**Given request a:**
In the weekend-plans post, how many weeks does the writer have left before leaving?

**Document segment:**
◆ ◆ ◆ ◆ ◆
I was planning on visiting university friends in Oxford this weekend, but sadly had to cancel as funds are running a little low. I am trying to save as much money as possible for when I leave for NC, and the money I have saved so far is all to go towards shipping and wedding costs/visa fees once I get over to the States. So, as I have 6.5 weeks left (all being well in the interview), I am going to have to get creative about seeing people, to make sure I've said my goodbyes properly. This weekend will instead be spent with the folks and some old friends of ours who are staying over on Sunday. So I guess that might be one goodbye taken care of! Mum is cooking a Sunday lunch - definitely to be savoured - and I will mooch along to the pub quiz to see work friends, as everyone is now back from their holidays. It's weird to think that they will be going back to school next week, and that I won't be joining them. Next week for me will be made of up - you guessed it - working out and reading, playing with the D3, catching up with a few friends and then having the utter delight of my brother and his wife staying with us at the weekend. Yay! I can't wait to tell them all about how I've been reading and working out...
◆ ◆ ◆ ◆ ◆
**Data lines:**
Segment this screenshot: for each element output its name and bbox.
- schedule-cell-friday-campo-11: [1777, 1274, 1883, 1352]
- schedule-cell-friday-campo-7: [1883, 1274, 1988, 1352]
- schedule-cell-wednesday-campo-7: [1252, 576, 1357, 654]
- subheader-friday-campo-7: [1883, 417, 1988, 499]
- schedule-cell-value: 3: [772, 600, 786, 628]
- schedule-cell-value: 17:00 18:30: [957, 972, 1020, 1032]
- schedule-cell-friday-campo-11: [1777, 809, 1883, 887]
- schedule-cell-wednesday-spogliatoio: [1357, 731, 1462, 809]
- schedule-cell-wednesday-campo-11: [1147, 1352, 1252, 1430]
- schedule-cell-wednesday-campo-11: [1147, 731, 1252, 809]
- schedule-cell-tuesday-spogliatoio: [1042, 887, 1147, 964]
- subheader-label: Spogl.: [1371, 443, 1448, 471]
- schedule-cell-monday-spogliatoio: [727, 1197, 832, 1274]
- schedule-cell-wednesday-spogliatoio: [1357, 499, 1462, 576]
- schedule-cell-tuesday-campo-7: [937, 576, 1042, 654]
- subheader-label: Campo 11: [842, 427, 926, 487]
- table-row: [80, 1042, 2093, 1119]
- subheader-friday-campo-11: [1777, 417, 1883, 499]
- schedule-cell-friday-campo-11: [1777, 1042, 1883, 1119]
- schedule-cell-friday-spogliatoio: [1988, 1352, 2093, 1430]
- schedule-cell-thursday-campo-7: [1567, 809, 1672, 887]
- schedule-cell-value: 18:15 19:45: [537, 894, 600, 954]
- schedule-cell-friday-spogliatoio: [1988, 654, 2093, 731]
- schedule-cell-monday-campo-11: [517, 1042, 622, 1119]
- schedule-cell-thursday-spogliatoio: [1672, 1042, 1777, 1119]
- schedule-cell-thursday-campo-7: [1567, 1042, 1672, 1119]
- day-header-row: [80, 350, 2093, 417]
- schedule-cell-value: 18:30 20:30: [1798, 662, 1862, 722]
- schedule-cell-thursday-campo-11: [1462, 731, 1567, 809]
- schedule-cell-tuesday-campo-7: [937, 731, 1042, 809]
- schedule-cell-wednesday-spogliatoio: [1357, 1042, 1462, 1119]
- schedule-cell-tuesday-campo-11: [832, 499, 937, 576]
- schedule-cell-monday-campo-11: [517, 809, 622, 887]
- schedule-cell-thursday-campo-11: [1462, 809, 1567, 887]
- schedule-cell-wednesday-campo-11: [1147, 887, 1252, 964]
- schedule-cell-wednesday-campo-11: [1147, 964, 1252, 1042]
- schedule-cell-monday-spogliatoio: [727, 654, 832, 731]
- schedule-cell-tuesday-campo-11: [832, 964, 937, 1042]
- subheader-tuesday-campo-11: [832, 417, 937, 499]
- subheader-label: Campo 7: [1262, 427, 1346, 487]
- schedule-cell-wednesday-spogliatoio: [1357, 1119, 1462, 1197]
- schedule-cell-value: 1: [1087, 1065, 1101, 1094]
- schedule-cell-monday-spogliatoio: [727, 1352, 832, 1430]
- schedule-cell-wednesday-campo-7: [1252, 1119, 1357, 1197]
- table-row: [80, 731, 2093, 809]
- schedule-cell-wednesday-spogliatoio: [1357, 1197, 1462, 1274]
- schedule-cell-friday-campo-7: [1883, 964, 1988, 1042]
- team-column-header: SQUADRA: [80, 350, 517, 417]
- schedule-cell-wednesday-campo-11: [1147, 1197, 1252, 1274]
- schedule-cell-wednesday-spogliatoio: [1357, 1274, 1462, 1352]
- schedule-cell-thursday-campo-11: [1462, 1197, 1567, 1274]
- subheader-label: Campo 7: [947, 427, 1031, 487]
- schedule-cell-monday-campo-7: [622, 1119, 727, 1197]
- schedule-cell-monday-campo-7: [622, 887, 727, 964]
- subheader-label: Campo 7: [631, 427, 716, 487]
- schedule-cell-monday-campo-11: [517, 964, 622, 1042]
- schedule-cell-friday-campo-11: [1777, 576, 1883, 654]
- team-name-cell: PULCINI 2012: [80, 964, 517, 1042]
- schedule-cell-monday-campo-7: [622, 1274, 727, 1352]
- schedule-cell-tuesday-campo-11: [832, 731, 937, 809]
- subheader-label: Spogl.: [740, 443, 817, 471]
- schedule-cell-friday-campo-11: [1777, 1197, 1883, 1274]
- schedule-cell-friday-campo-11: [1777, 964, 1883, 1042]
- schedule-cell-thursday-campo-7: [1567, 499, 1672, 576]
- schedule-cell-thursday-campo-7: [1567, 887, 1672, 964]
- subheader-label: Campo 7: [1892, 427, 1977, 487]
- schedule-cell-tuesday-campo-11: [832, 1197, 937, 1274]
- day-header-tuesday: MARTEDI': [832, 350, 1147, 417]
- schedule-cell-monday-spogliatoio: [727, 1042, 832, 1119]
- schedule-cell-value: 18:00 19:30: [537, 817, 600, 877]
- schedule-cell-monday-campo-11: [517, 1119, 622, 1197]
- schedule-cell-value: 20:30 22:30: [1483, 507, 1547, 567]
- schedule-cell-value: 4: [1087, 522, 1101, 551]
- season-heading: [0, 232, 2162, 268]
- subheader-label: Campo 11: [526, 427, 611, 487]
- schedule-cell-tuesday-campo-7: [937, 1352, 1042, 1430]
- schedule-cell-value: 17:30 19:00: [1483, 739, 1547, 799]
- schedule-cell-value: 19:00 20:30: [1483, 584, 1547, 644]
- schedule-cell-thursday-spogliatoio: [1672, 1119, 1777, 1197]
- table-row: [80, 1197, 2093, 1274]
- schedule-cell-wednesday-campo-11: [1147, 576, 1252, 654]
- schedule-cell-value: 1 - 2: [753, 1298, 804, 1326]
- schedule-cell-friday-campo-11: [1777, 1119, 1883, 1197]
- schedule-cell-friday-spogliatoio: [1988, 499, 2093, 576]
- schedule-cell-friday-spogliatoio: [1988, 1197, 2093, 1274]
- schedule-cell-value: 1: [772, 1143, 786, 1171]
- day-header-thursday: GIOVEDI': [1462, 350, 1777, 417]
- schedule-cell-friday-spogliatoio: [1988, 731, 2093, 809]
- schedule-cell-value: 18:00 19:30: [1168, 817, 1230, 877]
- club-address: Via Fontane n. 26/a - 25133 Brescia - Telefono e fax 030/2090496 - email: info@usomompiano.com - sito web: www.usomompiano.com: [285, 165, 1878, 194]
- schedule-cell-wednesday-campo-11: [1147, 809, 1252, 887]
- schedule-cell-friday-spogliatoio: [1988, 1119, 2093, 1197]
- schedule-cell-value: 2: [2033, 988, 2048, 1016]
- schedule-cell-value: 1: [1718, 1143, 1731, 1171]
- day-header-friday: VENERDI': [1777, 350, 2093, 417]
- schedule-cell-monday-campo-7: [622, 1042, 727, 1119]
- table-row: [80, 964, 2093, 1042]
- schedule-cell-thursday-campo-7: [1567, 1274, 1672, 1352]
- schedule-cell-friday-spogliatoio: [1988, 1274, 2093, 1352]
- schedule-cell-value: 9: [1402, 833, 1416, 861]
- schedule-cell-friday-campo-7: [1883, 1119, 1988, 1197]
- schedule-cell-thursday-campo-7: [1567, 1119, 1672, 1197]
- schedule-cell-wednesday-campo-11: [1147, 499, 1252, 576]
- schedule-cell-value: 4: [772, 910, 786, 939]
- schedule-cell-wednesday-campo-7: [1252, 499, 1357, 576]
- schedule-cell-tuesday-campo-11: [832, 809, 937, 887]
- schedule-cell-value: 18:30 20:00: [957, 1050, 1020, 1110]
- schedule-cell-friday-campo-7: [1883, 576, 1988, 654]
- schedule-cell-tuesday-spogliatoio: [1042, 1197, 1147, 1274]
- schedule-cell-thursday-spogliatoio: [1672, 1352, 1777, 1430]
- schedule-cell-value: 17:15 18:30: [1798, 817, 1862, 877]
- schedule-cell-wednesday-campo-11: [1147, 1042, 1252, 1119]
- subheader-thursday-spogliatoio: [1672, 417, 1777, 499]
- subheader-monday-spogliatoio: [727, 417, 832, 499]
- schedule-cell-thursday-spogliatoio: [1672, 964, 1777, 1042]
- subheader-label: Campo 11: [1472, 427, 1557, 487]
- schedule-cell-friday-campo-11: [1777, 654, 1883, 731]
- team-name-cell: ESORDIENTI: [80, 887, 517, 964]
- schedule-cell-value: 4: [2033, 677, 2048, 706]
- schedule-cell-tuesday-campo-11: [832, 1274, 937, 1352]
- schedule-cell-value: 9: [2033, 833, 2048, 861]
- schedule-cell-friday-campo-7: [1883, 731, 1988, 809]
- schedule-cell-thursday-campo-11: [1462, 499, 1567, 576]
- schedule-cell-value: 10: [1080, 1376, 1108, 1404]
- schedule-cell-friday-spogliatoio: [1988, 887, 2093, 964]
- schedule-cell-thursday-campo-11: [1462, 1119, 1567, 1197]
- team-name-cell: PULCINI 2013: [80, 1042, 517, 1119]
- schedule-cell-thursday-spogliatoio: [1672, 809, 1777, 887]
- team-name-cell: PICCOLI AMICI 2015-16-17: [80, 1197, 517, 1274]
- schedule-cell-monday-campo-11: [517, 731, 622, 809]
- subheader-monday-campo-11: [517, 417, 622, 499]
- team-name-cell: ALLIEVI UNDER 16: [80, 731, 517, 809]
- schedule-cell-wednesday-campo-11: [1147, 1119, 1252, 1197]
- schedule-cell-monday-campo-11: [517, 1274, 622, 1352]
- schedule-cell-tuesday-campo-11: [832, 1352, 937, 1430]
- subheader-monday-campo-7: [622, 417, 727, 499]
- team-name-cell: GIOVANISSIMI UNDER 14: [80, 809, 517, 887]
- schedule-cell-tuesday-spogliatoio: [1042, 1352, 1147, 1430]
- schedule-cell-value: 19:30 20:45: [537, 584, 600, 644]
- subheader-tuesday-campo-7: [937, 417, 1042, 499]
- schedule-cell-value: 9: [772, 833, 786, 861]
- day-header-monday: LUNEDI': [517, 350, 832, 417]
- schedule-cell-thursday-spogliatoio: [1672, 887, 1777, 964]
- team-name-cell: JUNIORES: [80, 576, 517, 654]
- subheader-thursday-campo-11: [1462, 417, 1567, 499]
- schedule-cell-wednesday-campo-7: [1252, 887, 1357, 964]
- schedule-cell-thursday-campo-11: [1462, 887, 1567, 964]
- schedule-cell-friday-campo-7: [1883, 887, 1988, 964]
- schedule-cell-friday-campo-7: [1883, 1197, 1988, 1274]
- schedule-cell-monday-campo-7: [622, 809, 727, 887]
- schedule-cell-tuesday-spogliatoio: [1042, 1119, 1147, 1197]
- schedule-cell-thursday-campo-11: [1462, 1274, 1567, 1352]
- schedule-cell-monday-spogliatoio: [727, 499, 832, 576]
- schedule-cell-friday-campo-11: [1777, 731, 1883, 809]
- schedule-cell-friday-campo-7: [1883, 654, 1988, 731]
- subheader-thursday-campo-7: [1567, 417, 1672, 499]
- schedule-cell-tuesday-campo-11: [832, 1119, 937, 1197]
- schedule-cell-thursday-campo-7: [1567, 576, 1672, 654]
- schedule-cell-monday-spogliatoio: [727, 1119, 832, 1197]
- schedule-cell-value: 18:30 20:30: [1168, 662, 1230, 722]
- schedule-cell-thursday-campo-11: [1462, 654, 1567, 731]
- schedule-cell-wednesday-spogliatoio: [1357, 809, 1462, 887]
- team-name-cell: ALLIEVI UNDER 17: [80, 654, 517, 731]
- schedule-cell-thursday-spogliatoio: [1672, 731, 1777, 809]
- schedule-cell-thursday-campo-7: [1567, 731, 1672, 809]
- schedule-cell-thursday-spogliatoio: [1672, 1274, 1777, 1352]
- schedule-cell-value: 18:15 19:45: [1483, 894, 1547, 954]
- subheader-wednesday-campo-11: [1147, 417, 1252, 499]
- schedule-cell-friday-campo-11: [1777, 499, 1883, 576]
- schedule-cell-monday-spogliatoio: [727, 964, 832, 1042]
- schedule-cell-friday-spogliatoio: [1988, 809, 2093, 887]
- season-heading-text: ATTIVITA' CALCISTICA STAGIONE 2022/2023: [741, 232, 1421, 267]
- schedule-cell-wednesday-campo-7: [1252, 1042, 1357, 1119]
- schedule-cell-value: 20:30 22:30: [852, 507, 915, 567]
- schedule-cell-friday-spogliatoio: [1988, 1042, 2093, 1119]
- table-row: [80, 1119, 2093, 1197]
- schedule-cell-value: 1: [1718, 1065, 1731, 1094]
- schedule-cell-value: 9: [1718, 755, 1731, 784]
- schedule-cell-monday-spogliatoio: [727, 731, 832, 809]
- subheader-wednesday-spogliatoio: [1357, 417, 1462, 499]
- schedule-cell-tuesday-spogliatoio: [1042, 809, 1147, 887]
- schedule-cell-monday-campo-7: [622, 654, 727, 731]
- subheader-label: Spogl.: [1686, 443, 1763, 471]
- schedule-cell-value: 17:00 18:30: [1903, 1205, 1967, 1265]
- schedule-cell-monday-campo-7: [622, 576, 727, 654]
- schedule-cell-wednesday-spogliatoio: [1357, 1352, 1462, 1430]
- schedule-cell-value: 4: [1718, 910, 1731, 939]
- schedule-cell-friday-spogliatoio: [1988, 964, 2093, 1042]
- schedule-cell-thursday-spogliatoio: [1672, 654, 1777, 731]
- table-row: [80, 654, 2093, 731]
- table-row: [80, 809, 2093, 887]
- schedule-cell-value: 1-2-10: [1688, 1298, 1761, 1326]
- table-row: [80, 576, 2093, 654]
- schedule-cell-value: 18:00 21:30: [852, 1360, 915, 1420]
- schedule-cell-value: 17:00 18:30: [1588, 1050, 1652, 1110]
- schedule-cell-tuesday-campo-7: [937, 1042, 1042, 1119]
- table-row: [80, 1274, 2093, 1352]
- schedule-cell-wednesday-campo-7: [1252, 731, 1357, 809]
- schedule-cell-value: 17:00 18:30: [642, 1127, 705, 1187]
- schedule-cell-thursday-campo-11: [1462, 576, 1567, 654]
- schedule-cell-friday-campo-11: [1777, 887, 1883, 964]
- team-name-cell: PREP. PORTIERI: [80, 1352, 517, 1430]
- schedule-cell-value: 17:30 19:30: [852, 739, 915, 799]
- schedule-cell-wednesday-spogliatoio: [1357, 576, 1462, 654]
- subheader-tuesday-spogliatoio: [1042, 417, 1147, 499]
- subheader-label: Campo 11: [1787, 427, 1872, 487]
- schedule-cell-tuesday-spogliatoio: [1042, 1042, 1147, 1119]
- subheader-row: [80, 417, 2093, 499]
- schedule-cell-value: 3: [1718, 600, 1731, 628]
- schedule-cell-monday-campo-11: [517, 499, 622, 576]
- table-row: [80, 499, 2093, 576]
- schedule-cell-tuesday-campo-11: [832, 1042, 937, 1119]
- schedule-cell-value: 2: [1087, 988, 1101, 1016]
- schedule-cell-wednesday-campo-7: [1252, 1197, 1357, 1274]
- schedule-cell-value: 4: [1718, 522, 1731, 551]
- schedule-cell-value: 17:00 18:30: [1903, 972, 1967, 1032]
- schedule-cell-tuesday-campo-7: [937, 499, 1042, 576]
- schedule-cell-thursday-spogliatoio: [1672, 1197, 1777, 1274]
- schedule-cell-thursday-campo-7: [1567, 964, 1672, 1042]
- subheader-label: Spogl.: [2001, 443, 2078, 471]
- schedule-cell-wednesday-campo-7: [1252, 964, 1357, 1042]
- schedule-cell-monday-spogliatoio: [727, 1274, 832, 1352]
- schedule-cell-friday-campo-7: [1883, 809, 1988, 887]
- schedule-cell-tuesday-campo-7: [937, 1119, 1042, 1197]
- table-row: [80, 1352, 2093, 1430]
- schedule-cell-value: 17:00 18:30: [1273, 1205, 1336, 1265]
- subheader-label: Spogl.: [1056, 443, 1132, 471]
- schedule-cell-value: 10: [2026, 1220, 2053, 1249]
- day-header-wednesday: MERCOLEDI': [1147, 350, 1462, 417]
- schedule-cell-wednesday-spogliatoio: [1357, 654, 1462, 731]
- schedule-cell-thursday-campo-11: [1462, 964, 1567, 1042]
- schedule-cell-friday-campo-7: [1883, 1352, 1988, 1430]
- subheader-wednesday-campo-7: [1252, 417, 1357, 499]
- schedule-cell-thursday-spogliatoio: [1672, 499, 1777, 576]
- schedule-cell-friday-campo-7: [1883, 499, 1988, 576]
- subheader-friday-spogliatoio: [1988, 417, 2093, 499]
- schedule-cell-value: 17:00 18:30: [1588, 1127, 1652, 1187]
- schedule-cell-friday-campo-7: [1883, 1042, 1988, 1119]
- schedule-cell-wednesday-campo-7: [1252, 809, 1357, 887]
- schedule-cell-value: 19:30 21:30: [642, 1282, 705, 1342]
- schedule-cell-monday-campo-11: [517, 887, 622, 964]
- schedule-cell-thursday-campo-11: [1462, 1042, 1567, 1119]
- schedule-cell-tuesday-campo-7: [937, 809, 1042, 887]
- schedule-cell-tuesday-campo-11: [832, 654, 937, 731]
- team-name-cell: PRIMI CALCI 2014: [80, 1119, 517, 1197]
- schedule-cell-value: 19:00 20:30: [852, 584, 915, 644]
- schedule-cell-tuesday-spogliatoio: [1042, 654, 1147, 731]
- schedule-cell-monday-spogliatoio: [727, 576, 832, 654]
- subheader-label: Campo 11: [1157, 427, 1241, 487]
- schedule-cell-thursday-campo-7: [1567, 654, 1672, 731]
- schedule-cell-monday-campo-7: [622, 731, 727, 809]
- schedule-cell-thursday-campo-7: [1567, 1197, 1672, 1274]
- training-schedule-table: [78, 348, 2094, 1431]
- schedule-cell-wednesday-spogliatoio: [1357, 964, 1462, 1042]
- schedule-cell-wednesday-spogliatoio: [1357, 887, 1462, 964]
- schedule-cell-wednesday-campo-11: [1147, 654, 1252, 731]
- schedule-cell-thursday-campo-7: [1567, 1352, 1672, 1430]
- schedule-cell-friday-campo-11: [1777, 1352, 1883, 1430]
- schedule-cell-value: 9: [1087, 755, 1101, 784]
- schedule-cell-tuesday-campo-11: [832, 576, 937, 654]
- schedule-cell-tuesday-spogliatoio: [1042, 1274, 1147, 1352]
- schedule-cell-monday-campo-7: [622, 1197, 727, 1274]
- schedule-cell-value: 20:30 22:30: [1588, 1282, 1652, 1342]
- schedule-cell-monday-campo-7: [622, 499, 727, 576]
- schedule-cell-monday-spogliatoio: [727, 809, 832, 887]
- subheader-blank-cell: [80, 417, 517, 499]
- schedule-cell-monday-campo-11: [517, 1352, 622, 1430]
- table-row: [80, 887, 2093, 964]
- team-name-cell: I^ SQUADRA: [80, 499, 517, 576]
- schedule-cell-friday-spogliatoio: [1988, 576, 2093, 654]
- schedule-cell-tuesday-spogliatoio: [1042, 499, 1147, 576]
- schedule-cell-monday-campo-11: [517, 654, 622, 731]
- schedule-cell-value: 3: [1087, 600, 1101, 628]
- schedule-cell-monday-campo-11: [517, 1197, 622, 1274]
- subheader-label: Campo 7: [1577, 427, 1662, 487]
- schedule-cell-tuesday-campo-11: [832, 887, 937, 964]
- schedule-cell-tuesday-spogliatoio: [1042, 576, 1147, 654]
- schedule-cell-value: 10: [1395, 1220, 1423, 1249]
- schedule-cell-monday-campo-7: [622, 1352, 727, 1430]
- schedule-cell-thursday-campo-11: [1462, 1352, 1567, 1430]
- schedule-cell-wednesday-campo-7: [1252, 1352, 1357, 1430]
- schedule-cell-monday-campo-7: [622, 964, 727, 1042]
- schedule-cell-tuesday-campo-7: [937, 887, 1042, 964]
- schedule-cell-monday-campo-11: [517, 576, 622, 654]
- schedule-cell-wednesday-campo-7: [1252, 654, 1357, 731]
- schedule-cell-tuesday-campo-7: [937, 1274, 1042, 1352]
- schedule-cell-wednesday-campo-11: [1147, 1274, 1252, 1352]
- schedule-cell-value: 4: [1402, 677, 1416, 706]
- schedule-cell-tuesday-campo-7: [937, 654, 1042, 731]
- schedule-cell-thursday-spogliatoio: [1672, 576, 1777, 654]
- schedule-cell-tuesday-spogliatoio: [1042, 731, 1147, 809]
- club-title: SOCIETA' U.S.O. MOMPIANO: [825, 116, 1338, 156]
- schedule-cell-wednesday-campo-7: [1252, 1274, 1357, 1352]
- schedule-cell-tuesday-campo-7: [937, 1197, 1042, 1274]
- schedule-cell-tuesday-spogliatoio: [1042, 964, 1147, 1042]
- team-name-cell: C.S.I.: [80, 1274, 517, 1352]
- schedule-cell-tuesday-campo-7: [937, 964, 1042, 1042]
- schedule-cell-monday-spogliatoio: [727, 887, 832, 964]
◆ ◆ ◆ ◆ ◆
**Given request b:**
Copy out the rows verbatim, from the first one through the line containing "- schedule-cell-wednesday-spogliatoio: [1357, 499, 1462, 576]", both ends included.

**Complete answer a:**
6.5 weeks, all being well in the interview.

**Complete answer b:**
Segment this screenshot: for each element output its name and bbox.
- schedule-cell-friday-campo-11: [1777, 1274, 1883, 1352]
- schedule-cell-friday-campo-7: [1883, 1274, 1988, 1352]
- schedule-cell-wednesday-campo-7: [1252, 576, 1357, 654]
- subheader-friday-campo-7: [1883, 417, 1988, 499]
- schedule-cell-value: 3: [772, 600, 786, 628]
- schedule-cell-value: 17:00 18:30: [957, 972, 1020, 1032]
- schedule-cell-friday-campo-11: [1777, 809, 1883, 887]
- schedule-cell-wednesday-spogliatoio: [1357, 731, 1462, 809]
- schedule-cell-wednesday-campo-11: [1147, 1352, 1252, 1430]
- schedule-cell-wednesday-campo-11: [1147, 731, 1252, 809]
- schedule-cell-tuesday-spogliatoio: [1042, 887, 1147, 964]
- subheader-label: Spogl.: [1371, 443, 1448, 471]
- schedule-cell-monday-spogliatoio: [727, 1197, 832, 1274]
- schedule-cell-wednesday-spogliatoio: [1357, 499, 1462, 576]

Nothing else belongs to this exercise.